**DO THIS:** Copy out every line containing the word "text".

>> start

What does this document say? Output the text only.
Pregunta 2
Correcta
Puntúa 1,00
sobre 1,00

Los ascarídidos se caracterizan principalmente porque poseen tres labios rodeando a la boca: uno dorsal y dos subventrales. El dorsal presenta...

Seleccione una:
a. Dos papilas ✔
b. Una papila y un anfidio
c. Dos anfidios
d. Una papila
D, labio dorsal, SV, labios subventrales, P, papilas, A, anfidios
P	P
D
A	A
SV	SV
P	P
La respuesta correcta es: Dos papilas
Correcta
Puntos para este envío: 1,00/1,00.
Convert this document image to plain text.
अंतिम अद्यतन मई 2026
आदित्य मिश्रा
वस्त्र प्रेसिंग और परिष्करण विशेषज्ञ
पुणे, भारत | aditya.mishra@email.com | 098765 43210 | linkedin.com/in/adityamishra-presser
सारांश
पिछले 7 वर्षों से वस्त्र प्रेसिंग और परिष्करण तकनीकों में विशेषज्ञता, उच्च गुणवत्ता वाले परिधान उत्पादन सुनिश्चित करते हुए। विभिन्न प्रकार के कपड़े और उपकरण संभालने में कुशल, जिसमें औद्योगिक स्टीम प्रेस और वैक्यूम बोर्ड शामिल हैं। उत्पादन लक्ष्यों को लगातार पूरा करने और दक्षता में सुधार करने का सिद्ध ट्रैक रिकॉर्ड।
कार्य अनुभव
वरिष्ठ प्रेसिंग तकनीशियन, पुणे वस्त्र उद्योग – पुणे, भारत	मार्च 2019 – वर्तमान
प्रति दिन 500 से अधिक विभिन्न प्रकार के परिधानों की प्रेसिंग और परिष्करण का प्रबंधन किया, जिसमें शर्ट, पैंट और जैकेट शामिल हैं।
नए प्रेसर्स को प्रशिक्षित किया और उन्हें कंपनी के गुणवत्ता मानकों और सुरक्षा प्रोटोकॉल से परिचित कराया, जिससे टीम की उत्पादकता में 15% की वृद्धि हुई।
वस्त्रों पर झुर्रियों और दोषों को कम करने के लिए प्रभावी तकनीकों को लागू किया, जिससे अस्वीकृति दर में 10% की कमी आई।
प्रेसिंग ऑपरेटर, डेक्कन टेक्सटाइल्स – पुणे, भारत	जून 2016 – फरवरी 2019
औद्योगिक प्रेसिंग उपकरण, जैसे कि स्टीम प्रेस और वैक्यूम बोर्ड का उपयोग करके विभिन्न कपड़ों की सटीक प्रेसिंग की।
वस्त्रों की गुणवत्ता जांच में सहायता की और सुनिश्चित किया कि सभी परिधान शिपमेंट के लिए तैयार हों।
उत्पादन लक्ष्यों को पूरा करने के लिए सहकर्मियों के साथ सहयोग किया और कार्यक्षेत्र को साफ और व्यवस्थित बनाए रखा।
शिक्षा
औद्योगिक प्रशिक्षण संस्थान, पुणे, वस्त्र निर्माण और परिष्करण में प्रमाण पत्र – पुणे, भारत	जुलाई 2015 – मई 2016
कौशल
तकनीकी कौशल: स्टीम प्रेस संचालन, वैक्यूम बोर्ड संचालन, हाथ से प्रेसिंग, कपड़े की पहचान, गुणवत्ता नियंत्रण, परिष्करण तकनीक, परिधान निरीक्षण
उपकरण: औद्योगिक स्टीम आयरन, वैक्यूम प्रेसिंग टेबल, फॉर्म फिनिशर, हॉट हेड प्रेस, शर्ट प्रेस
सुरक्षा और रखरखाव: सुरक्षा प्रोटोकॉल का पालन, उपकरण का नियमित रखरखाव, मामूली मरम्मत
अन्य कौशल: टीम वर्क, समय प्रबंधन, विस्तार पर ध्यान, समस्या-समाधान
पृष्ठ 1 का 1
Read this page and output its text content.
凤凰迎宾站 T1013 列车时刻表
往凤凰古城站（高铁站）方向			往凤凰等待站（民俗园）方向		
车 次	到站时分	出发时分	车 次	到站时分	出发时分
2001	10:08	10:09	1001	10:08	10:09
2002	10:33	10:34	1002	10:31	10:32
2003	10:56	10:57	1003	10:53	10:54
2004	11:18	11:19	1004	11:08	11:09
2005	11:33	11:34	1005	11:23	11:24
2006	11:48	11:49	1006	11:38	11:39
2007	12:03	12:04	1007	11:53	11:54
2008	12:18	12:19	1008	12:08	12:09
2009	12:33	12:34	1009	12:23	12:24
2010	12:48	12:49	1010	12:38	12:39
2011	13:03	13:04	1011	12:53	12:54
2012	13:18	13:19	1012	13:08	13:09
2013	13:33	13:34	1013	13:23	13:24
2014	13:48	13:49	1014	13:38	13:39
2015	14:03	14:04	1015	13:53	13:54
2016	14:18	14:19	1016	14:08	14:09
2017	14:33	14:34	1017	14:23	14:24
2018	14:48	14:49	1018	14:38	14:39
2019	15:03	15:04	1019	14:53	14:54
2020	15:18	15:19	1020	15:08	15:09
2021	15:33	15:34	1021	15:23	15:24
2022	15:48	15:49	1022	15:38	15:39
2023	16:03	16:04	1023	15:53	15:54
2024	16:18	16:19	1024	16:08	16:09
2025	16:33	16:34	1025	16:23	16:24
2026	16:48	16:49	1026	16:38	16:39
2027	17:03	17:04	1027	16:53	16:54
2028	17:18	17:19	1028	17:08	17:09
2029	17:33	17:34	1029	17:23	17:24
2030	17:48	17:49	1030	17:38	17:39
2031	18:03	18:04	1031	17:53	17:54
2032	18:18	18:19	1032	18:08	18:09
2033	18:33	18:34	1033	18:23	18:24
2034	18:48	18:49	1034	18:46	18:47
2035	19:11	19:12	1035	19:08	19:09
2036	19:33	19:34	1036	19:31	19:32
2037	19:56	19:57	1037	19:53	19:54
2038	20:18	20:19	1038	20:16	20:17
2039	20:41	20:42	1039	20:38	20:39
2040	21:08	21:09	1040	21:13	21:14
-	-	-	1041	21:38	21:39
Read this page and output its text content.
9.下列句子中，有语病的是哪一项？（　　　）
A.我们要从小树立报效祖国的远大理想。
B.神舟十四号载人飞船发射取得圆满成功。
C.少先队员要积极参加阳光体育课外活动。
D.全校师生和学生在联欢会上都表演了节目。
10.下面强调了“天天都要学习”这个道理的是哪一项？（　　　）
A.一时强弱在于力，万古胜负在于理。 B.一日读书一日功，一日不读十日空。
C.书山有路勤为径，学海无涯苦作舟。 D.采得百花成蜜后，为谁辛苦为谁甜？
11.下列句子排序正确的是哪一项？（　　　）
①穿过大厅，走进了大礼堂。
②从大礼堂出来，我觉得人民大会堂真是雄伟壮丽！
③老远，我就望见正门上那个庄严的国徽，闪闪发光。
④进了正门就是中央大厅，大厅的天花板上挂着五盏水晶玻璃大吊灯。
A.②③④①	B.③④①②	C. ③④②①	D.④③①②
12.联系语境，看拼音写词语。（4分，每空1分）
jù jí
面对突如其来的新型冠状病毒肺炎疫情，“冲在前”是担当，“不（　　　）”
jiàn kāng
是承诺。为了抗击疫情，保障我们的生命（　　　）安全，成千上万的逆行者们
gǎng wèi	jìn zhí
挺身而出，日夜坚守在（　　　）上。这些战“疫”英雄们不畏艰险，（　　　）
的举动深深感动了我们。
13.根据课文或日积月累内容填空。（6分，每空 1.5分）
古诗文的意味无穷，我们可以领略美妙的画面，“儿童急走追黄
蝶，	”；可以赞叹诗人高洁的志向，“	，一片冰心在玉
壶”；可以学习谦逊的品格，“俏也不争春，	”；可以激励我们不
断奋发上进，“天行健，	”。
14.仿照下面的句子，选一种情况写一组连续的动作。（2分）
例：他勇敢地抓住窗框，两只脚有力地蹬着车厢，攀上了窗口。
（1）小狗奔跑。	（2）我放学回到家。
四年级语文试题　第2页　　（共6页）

>> end

**RESULT FOR THIS EXERCISE:**
What does this document say? Output the text only.
Convert this document image to plain text.
Read this page and output its text content.
Read this page and output its text content.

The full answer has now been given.